- [Task]
Copy everything in the listing below word for word, apart from any images.

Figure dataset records
↓

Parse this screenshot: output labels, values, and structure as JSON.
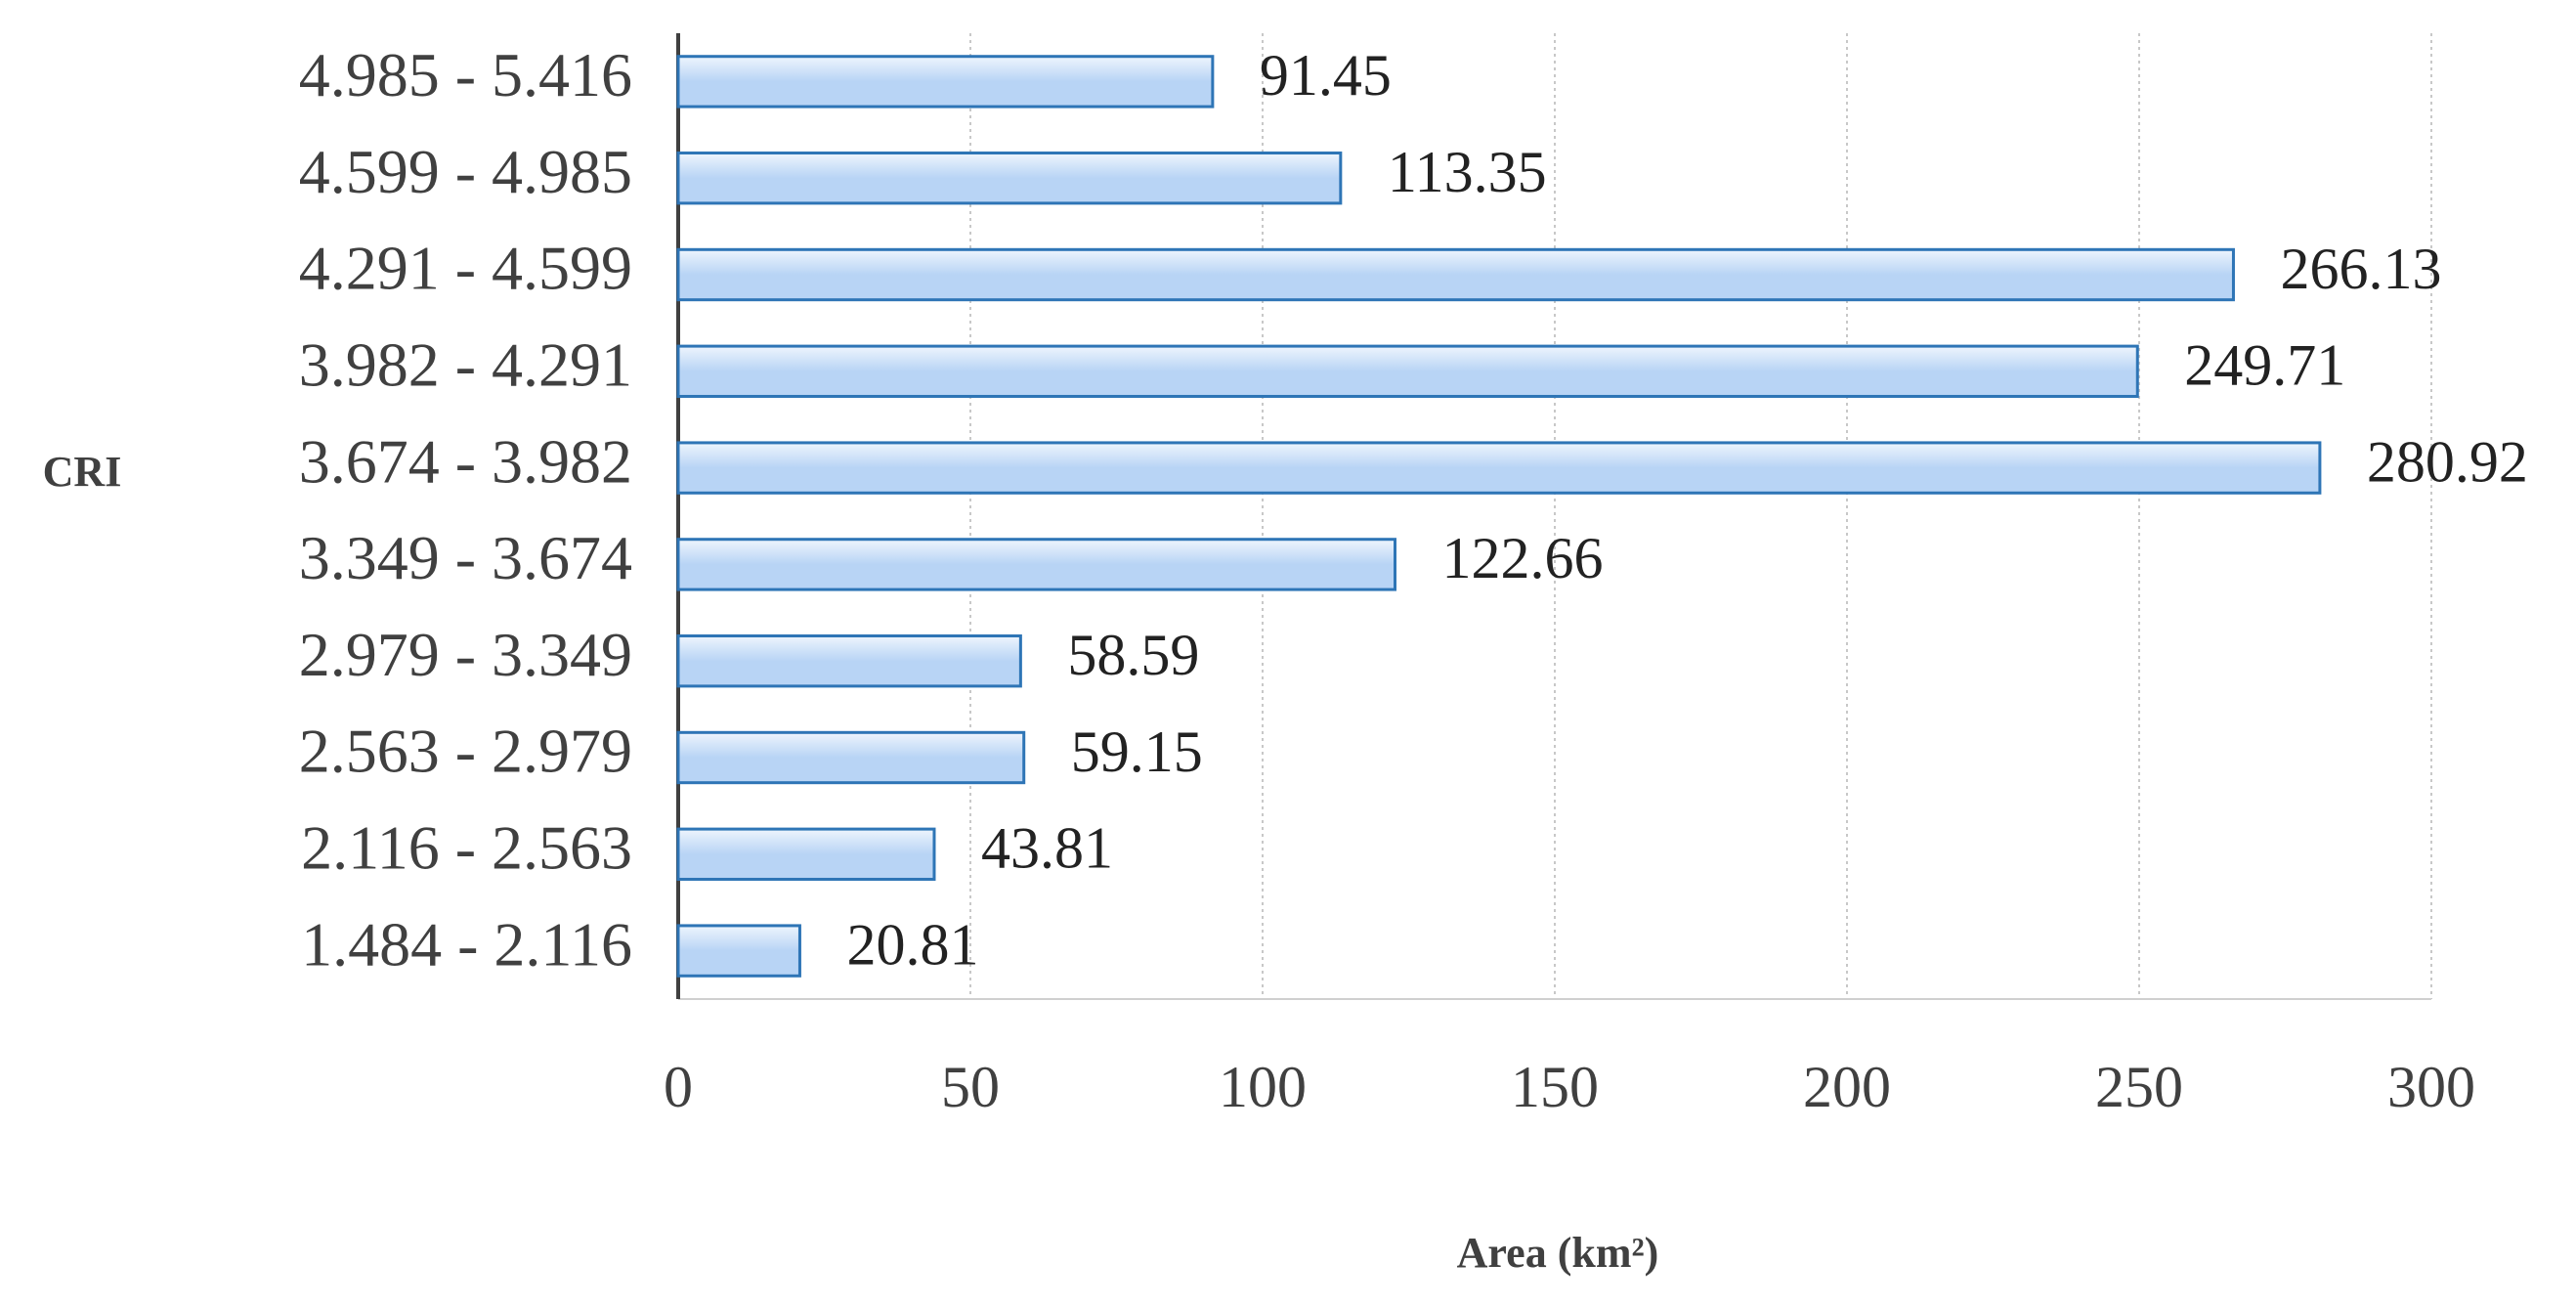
{
  "chart_data": {
    "type": "bar",
    "orientation": "horizontal",
    "categories": [
      "4.985 - 5.416",
      "4.599 - 4.985",
      "4.291 - 4.599",
      "3.982 - 4.291",
      "3.674 - 3.982",
      "3.349 - 3.674",
      "2.979 - 3.349",
      "2.563 - 2.979",
      "2.116 - 2.563",
      "1.484 - 2.116"
    ],
    "values": [
      91.45,
      113.35,
      266.13,
      249.71,
      280.92,
      122.66,
      58.59,
      59.15,
      43.81,
      20.81
    ],
    "color": "#b8d4f5",
    "edge_color": "#2e75b6",
    "xlim": [
      0,
      300
    ],
    "xticks": [
      0,
      50,
      100,
      150,
      200,
      250,
      300
    ],
    "grid": true,
    "xlabel": "Area (km²)",
    "ylabel": "CRI"
  }
}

↑

- [Answer for the task]
Parse this screenshot: output labels, values, and structure as JSON.
{
  "chart_data": {
    "type": "bar",
    "orientation": "horizontal",
    "categories": [
      "4.985 - 5.416",
      "4.599 - 4.985",
      "4.291 - 4.599",
      "3.982 - 4.291",
      "3.674 - 3.982",
      "3.349 - 3.674",
      "2.979 - 3.349",
      "2.563 - 2.979",
      "2.116 - 2.563",
      "1.484 - 2.116"
    ],
    "values": [
      91.45,
      113.35,
      266.13,
      249.71,
      280.92,
      122.66,
      58.59,
      59.15,
      43.81,
      20.81
    ],
    "color": "#b8d4f5",
    "edge_color": "#2e75b6",
    "xlim": [
      0,
      300
    ],
    "xticks": [
      0,
      50,
      100,
      150,
      200,
      250,
      300
    ],
    "grid": true,
    "xlabel": "Area (km²)",
    "ylabel": "CRI"
  }
}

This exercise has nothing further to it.